Reproduce the part of the records that opens with the line containing "cbar-b-tick-1: 0.05 <box>566" and closes with the line containing "burned-area-anomaly-0 <box>358 563", swapping every "landmass" for "land-region" and leaving all else unchanged.

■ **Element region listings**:
* * * *
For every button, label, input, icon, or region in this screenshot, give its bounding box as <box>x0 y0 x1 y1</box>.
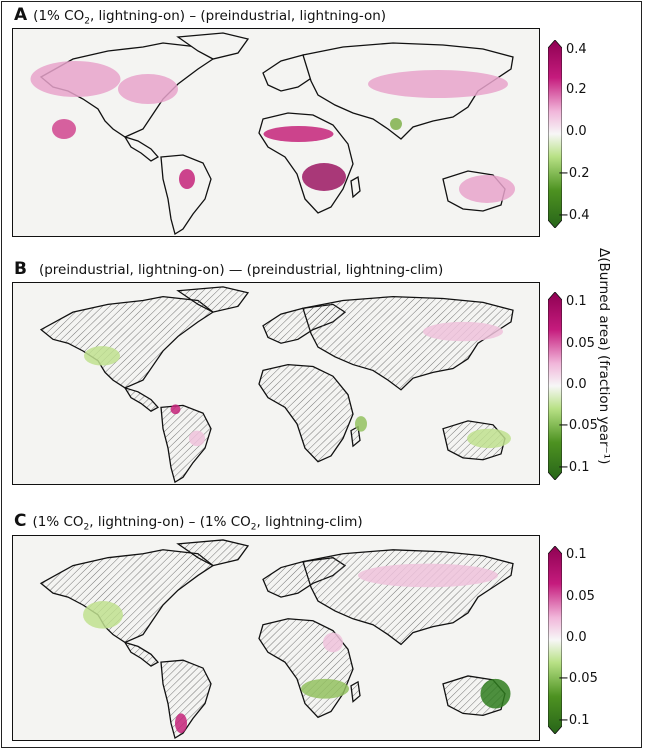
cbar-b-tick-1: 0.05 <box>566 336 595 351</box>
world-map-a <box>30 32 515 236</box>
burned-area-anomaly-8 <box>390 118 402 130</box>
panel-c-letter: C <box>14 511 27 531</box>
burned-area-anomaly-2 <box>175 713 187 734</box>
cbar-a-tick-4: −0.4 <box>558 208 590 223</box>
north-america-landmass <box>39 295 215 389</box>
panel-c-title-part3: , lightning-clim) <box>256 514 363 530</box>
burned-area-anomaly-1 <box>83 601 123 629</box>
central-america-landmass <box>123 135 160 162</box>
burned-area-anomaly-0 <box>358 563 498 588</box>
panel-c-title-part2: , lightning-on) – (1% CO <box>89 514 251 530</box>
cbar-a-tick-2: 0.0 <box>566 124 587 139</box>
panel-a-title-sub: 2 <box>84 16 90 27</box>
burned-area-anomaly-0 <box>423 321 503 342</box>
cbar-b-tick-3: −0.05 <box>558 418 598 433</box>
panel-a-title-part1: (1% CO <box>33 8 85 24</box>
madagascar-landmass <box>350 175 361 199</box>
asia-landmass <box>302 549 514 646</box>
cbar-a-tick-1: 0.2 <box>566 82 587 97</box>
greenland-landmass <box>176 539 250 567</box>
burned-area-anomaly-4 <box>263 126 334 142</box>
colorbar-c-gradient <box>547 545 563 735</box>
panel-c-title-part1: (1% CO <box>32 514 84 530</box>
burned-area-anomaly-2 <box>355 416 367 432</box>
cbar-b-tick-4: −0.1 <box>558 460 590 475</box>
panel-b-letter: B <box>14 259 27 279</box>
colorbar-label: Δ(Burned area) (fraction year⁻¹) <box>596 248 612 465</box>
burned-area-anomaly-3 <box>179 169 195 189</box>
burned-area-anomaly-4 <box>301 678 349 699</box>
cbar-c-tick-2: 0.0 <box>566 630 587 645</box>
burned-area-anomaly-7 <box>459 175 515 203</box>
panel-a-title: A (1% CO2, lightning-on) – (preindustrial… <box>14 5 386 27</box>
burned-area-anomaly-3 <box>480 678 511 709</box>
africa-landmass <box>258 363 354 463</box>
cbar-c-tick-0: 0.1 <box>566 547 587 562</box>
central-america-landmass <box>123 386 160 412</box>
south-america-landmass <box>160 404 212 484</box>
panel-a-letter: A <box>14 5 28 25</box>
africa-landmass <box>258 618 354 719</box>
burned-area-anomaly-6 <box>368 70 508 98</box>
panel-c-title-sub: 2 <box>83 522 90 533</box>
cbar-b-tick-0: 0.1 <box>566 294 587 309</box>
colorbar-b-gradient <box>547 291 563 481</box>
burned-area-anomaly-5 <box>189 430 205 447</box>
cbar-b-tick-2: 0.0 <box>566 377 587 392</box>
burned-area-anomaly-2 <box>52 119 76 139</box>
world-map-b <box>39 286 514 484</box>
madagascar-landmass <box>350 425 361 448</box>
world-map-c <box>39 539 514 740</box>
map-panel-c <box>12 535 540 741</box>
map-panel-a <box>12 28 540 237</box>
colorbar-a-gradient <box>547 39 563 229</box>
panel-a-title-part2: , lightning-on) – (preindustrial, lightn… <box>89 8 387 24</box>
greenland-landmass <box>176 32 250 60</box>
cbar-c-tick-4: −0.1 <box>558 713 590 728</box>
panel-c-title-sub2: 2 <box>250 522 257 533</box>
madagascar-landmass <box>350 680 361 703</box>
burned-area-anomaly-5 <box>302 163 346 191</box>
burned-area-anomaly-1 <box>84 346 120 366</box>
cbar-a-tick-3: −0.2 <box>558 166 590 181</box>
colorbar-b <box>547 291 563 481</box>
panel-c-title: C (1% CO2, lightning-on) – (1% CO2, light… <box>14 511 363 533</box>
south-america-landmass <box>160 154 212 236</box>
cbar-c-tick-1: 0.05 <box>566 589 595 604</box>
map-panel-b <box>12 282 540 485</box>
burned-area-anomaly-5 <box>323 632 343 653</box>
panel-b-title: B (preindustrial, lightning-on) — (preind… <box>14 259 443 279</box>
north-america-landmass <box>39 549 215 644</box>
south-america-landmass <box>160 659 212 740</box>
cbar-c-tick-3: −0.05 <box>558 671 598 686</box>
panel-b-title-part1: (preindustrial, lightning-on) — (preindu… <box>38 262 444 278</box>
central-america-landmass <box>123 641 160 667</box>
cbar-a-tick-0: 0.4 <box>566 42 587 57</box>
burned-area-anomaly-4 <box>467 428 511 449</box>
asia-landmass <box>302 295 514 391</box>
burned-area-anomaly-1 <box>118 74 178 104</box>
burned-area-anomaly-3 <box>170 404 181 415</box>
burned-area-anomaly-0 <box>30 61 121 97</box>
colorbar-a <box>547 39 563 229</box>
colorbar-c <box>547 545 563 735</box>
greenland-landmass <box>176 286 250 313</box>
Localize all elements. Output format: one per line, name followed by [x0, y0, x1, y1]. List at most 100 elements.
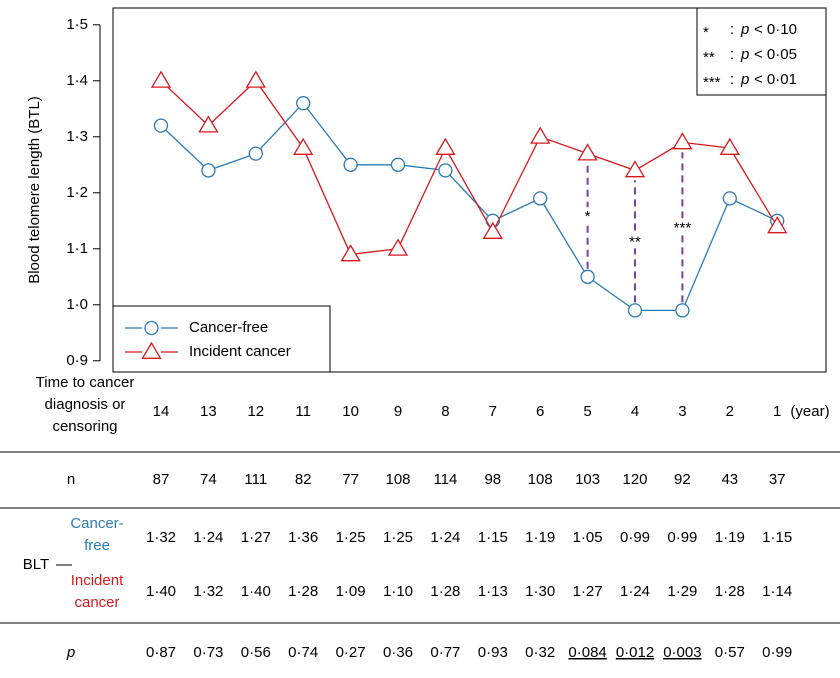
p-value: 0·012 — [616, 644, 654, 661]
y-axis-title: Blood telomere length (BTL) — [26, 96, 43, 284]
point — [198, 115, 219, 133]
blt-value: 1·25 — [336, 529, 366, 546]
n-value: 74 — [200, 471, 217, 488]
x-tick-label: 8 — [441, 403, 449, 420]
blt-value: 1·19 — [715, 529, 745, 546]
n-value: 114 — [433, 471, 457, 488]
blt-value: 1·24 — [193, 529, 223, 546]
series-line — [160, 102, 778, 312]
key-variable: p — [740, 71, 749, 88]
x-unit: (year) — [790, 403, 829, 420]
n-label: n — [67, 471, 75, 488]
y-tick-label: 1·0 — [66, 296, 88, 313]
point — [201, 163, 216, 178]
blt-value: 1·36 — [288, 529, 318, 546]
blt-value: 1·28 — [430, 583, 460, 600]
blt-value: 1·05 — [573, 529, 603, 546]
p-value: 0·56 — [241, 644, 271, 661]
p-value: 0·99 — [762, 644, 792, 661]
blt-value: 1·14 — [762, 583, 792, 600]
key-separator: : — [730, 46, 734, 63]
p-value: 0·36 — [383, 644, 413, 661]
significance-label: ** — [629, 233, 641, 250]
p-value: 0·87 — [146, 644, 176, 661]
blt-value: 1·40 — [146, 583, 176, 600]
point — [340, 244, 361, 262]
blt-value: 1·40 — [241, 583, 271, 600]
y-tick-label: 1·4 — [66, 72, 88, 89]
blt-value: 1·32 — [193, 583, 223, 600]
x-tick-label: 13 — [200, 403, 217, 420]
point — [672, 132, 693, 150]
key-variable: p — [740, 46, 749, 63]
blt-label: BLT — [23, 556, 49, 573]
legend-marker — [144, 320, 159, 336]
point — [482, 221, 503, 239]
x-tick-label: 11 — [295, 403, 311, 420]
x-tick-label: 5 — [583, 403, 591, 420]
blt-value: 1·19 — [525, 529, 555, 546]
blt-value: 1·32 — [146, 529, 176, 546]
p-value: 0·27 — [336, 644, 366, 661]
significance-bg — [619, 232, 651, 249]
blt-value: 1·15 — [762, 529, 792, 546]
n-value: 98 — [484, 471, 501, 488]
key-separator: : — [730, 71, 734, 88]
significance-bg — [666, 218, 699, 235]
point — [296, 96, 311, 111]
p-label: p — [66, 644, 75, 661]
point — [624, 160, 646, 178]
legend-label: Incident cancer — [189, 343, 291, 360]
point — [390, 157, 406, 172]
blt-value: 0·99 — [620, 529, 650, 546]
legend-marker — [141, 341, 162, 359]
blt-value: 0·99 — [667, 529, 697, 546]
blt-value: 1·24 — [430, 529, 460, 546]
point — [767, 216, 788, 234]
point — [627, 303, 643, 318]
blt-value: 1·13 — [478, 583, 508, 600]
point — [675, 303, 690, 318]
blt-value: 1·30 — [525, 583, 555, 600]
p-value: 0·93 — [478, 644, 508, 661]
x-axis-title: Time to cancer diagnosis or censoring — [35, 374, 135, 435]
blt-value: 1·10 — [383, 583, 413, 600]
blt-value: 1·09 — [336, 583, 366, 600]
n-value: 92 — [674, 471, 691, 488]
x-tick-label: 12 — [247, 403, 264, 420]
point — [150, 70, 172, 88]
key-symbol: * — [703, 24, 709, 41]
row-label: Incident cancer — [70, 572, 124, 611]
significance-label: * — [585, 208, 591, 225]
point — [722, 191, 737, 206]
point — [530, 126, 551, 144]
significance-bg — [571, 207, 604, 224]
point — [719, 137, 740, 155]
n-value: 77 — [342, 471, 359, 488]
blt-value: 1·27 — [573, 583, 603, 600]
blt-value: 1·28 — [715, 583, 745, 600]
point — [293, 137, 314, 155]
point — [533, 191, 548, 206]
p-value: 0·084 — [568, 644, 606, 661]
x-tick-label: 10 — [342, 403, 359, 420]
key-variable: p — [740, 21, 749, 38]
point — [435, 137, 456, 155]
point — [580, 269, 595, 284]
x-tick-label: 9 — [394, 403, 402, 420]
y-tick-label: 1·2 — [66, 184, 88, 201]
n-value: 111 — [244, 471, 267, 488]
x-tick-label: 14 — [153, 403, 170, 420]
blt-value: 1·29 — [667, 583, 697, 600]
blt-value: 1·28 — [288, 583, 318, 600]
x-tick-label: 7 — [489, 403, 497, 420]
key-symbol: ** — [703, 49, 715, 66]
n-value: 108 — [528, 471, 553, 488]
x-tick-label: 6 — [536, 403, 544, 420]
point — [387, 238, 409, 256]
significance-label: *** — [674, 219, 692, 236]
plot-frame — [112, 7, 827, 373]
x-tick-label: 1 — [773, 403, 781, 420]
* * * *
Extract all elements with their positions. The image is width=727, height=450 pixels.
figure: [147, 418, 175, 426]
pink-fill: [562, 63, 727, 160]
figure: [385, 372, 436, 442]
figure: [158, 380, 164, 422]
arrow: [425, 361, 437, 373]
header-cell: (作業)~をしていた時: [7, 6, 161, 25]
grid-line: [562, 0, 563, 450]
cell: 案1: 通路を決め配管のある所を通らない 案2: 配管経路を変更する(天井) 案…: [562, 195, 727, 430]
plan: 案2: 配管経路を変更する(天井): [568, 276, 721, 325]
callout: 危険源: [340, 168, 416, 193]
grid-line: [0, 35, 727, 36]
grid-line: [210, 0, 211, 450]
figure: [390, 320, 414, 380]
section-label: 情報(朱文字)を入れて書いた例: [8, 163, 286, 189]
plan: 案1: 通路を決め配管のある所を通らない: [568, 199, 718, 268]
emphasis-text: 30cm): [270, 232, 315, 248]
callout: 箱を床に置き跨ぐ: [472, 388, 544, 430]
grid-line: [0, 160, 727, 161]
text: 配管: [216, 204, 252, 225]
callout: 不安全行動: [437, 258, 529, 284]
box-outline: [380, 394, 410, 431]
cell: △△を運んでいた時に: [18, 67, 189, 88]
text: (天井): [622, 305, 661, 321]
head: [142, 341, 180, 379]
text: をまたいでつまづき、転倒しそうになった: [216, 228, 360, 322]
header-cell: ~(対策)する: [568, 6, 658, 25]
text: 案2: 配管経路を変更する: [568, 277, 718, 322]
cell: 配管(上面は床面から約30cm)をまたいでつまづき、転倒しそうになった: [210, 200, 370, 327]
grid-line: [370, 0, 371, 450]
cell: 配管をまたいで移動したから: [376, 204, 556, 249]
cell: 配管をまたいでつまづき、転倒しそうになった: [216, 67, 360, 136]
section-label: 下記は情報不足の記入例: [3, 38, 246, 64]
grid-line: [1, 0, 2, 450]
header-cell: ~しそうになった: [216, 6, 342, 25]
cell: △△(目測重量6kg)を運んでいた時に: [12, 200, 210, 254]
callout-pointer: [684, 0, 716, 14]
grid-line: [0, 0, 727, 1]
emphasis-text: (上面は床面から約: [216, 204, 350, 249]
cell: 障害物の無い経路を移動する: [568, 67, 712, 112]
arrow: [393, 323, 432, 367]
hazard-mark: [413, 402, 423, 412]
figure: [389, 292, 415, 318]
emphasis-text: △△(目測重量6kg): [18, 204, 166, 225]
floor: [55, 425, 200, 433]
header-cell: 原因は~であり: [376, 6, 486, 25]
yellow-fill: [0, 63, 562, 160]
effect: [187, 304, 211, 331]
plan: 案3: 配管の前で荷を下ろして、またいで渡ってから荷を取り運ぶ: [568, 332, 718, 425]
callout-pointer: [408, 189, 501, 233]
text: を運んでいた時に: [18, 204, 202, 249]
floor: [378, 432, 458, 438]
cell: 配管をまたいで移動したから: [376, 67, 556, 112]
* * * *
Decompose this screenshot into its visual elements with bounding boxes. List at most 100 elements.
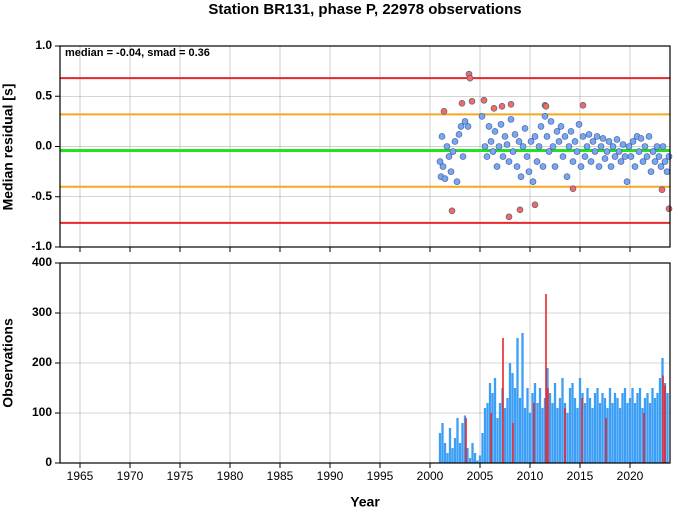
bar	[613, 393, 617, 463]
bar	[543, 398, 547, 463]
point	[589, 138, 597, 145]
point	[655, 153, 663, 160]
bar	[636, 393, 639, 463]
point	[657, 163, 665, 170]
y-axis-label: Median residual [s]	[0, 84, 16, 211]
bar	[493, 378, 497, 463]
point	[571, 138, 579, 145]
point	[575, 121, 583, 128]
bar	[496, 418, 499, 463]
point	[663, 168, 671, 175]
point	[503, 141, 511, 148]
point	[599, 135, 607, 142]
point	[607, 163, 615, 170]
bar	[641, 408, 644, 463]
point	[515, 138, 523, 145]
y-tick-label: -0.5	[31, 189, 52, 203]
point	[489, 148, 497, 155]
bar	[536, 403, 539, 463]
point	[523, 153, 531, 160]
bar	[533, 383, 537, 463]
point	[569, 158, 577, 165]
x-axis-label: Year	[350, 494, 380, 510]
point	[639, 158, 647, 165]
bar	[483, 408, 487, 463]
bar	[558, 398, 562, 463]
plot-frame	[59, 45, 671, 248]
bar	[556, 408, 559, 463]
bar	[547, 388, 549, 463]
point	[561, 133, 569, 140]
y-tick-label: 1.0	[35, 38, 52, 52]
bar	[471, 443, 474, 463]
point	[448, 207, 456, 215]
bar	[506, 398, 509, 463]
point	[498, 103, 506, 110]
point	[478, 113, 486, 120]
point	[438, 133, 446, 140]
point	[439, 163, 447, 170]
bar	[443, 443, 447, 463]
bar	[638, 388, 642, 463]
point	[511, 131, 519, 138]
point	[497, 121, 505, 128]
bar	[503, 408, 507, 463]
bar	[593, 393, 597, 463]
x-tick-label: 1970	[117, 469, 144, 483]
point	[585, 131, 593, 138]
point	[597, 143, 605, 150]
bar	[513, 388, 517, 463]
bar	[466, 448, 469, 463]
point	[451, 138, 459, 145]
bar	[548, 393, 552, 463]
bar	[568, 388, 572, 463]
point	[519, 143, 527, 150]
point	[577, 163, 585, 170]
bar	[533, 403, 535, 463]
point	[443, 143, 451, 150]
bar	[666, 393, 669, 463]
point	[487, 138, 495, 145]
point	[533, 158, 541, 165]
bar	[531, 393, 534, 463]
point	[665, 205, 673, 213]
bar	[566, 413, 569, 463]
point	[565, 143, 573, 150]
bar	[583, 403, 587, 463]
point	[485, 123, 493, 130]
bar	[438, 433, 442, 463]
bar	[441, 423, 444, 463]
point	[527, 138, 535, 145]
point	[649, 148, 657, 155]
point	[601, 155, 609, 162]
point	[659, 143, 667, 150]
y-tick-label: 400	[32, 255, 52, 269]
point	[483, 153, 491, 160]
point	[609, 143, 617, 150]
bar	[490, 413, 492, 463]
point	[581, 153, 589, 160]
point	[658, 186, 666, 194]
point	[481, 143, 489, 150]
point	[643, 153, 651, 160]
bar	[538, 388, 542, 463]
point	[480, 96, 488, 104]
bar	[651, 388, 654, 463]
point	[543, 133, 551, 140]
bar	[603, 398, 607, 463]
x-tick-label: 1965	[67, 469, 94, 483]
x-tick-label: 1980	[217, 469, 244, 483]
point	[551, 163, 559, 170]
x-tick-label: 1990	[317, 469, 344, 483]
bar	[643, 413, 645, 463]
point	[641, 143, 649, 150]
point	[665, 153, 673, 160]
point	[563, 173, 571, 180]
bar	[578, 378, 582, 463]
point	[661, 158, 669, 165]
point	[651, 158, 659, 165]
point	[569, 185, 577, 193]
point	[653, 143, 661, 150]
* * * *
■ **REPLY**:
cbar-b-tick-1: 0.05 <box>566 336 595 351</box>
world-map-a <box>30 32 515 236</box>
burned-area-anomaly-8 <box>390 118 402 130</box>
panel-c-letter: C <box>14 511 27 531</box>
burned-area-anomaly-2 <box>175 713 187 734</box>
cbar-a-tick-4: −0.4 <box>558 208 590 223</box>
north-america-land-region <box>39 295 215 389</box>
panel-c-title-part3: , lightning-clim) <box>256 514 363 530</box>
burned-area-anomaly-1 <box>83 601 123 629</box>
central-america-land-region <box>123 135 160 162</box>
burned-area-anomaly-0 <box>358 563 498 588</box>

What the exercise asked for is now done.